Extracted data entries:
○ ○ ○ ○

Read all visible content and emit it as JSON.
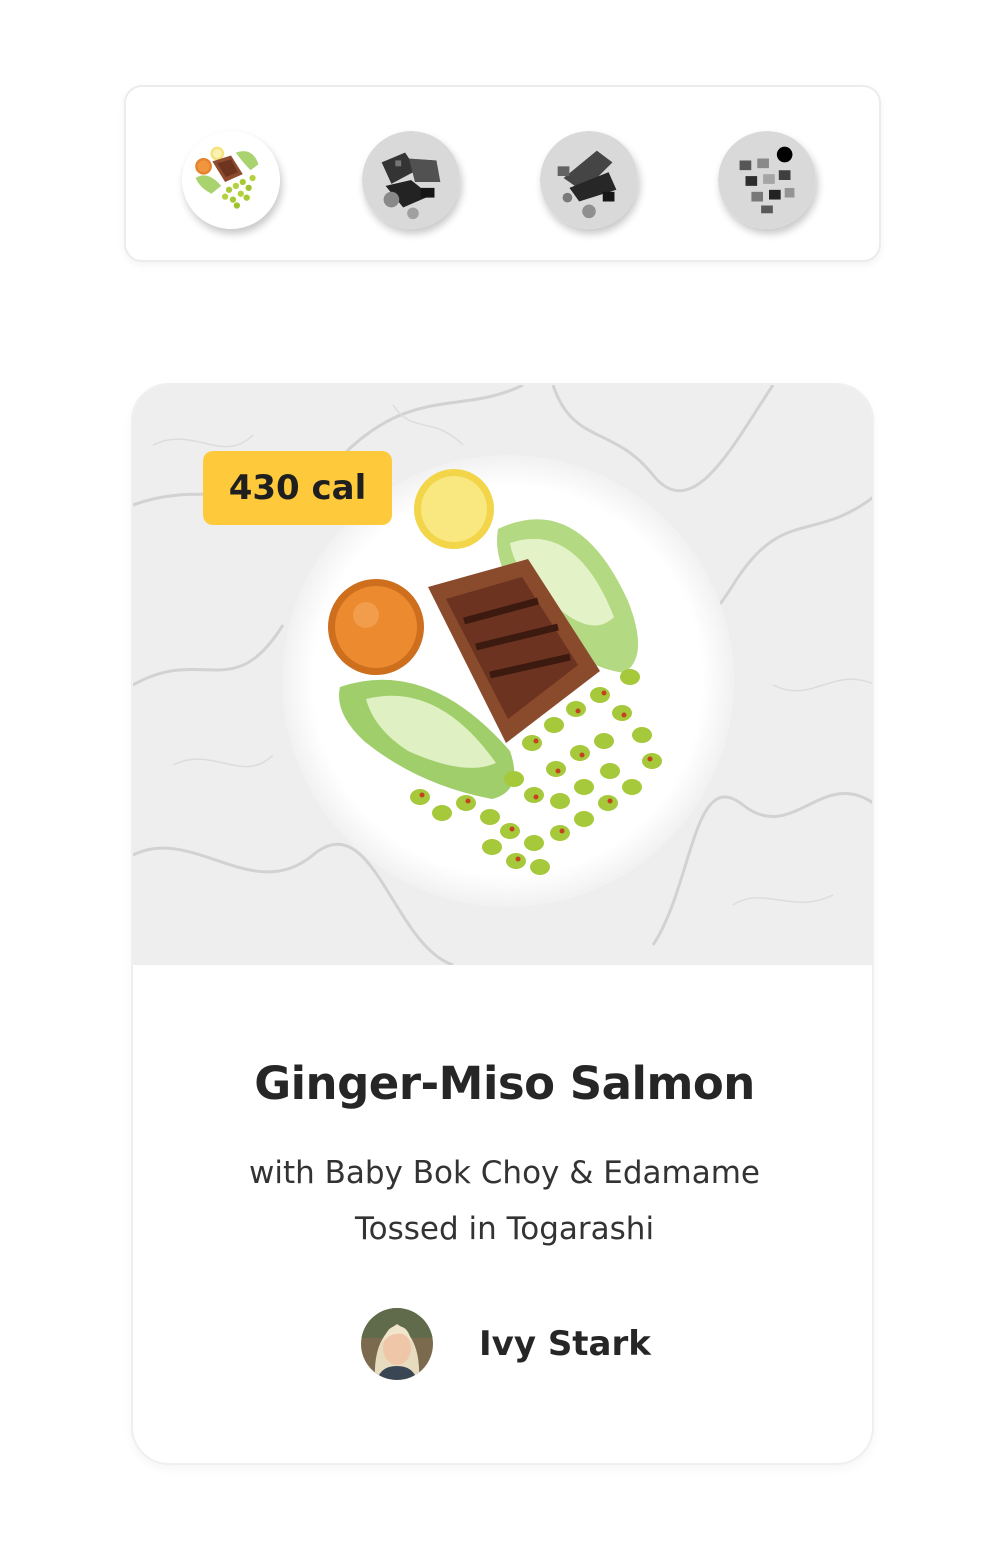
{
  "thumbnails": [
    {
      "name": "meal-thumbnail-1",
      "icon": "salmon-plate-icon",
      "selected": true
    },
    {
      "name": "meal-thumbnail-2",
      "icon": "meal-plate-icon",
      "selected": false
    },
    {
      "name": "meal-thumbnail-3",
      "icon": "meal-plate-icon",
      "selected": false
    },
    {
      "name": "meal-thumbnail-4",
      "icon": "meal-plate-icon",
      "selected": false
    }
  ],
  "meal": {
    "calories": "430 cal",
    "title": "Ginger-Miso Salmon",
    "subtitle": "with Baby Bok Choy & Edamame Tossed in Togarashi",
    "chef_name": "Ivy Stark"
  },
  "colors": {
    "badge": "#fec93a",
    "text": "#262626",
    "card_border": "#efefef"
  }
}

○ ○ ○ ○

TASK DESCRIPTION: Pictures are excluded; copy every other part of the records exactly.

RESPONSE TO THIS TASK:
Read all visible content and emit it as JSON.
{
  "thumbnails": [
    {
      "name": "meal-thumbnail-1",
      "icon": "salmon-plate-icon",
      "selected": true
    },
    {
      "name": "meal-thumbnail-2",
      "icon": "meal-plate-icon",
      "selected": false
    },
    {
      "name": "meal-thumbnail-3",
      "icon": "meal-plate-icon",
      "selected": false
    },
    {
      "name": "meal-thumbnail-4",
      "icon": "meal-plate-icon",
      "selected": false
    }
  ],
  "meal": {
    "calories": "430 cal",
    "title": "Ginger-Miso Salmon",
    "subtitle": "with Baby Bok Choy & Edamame Tossed in Togarashi",
    "chef_name": "Ivy Stark"
  },
  "colors": {
    "badge": "#fec93a",
    "text": "#262626",
    "card_border": "#efefef"
  }
}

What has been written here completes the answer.